[What needs to be done] Each line containing the word "平城模式" should be found and copied.

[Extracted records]
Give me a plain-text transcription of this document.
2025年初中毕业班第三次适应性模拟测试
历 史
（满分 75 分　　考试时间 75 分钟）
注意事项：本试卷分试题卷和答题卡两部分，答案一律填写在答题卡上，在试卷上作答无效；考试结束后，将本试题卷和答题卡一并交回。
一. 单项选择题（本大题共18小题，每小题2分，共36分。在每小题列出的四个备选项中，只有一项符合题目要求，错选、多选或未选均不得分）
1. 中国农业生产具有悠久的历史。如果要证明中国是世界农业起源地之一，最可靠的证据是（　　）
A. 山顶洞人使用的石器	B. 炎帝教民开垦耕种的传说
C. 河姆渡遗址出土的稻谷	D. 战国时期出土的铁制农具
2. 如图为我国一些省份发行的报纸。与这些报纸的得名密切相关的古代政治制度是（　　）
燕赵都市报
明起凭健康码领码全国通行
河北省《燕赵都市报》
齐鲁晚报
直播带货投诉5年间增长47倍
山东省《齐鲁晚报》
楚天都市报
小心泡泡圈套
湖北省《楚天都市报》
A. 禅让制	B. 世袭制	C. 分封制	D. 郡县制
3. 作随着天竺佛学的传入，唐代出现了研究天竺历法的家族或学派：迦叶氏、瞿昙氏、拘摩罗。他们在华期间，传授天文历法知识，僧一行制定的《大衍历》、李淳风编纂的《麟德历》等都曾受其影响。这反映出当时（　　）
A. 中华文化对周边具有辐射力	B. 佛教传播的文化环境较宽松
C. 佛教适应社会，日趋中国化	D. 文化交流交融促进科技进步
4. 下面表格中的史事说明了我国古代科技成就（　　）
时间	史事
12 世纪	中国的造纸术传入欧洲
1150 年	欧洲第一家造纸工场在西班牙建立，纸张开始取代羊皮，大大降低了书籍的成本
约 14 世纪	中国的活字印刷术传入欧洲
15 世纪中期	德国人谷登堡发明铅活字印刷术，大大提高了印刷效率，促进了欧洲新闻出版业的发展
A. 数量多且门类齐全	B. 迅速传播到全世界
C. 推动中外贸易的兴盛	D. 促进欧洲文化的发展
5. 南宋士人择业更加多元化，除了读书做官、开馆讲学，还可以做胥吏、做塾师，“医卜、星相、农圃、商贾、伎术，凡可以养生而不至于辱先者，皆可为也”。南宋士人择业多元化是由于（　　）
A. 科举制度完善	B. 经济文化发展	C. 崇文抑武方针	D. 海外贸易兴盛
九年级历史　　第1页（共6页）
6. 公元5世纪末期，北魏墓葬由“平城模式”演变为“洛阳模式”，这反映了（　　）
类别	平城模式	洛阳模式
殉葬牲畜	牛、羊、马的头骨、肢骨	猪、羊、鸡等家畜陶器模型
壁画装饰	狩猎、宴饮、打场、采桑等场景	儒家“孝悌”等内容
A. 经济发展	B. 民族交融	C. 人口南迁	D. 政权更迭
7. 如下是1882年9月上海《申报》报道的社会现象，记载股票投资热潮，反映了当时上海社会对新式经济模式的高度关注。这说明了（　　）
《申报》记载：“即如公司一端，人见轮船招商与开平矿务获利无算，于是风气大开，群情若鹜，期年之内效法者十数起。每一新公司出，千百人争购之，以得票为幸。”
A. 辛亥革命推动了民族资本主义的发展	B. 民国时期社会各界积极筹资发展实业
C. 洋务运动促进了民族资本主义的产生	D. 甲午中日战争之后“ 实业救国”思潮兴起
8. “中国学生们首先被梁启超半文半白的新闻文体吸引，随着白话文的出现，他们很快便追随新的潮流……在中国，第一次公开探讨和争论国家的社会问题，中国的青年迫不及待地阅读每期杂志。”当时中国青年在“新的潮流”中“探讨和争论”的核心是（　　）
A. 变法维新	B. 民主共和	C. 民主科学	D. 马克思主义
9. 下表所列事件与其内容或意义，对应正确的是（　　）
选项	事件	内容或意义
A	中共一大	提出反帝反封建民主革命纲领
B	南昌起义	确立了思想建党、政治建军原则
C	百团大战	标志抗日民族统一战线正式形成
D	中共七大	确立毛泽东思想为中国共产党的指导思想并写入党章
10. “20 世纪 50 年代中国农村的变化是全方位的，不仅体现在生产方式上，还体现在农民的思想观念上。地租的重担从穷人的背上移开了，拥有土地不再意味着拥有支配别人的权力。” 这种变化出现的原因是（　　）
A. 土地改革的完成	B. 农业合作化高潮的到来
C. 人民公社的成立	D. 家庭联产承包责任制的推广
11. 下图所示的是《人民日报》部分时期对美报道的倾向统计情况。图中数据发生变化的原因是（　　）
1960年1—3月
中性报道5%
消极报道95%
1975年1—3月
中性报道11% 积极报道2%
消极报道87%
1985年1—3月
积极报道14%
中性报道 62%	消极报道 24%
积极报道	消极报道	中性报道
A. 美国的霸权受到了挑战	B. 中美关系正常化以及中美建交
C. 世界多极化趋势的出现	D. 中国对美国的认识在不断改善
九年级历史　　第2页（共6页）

[The answer]
6. 公元5世纪末期，北魏墓葬由“平城模式”演变为“洛阳模式”，这反映了（　　）
类别	平城模式	洛阳模式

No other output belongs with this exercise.